• **Listing**:
##########

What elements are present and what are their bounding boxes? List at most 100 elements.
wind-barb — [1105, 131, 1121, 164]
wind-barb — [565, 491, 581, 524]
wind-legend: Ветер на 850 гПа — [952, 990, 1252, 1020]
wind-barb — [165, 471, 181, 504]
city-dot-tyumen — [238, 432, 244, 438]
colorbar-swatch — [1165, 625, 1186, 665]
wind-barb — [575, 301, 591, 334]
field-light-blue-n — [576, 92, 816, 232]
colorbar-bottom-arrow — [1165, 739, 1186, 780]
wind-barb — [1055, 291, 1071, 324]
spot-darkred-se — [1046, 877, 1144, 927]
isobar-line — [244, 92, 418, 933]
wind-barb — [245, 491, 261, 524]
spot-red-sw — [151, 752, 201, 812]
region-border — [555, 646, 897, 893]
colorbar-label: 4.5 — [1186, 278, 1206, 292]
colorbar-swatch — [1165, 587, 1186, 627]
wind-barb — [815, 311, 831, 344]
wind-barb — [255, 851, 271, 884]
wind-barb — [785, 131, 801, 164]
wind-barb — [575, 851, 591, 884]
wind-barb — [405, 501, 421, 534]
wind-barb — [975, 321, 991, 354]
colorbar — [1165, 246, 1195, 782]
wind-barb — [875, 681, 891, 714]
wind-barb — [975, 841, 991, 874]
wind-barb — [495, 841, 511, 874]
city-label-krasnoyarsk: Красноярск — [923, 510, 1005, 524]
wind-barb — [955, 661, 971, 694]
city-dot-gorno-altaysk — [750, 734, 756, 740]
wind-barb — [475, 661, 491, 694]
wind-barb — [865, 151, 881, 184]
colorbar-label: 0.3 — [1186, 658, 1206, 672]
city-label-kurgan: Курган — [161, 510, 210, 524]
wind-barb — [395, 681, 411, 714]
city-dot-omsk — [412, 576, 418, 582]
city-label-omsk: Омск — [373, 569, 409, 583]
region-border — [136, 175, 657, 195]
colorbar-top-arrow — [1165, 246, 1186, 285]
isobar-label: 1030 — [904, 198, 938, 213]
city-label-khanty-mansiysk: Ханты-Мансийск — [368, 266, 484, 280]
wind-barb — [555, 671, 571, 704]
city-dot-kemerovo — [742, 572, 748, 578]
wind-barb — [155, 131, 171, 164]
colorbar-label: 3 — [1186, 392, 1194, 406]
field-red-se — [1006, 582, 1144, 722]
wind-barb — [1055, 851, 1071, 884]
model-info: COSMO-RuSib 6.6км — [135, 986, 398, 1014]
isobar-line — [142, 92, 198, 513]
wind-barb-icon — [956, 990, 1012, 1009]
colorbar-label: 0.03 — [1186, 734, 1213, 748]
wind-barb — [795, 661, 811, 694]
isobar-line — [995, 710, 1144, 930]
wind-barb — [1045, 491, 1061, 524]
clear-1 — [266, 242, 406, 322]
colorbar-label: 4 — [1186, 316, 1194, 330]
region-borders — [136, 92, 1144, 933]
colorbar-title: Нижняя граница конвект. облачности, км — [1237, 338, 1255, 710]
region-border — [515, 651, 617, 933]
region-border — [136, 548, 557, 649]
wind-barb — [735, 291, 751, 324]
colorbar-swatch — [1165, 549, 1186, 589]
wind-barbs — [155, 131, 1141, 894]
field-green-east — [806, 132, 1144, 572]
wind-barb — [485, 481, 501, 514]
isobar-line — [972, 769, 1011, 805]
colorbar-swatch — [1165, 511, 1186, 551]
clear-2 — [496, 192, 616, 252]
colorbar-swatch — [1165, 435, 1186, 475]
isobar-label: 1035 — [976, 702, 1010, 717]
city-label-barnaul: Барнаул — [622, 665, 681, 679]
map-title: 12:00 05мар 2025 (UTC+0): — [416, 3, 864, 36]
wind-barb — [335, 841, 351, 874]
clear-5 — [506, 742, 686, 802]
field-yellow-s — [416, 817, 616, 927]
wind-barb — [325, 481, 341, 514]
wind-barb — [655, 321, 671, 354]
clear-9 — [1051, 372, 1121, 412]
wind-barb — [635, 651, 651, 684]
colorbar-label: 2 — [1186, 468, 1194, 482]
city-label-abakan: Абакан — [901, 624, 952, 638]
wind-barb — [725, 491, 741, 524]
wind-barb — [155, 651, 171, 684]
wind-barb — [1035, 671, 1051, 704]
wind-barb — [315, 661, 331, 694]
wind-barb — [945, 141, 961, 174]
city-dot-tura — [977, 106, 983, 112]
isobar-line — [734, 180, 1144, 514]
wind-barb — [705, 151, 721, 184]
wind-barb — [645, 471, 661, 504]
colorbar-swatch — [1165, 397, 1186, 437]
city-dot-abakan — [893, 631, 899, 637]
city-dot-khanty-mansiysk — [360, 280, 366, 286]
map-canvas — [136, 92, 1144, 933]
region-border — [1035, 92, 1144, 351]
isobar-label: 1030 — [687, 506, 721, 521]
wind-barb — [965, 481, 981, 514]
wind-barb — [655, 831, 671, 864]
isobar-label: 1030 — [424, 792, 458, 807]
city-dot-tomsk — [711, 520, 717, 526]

##########

• **Set task**: Can you pull out every line of the listing above that contains the string "clear"?

• **Expected output**:
clear-1 — [266, 242, 406, 322]
clear-2 — [496, 192, 616, 252]
clear-5 — [506, 742, 686, 802]
clear-9 — [1051, 372, 1121, 412]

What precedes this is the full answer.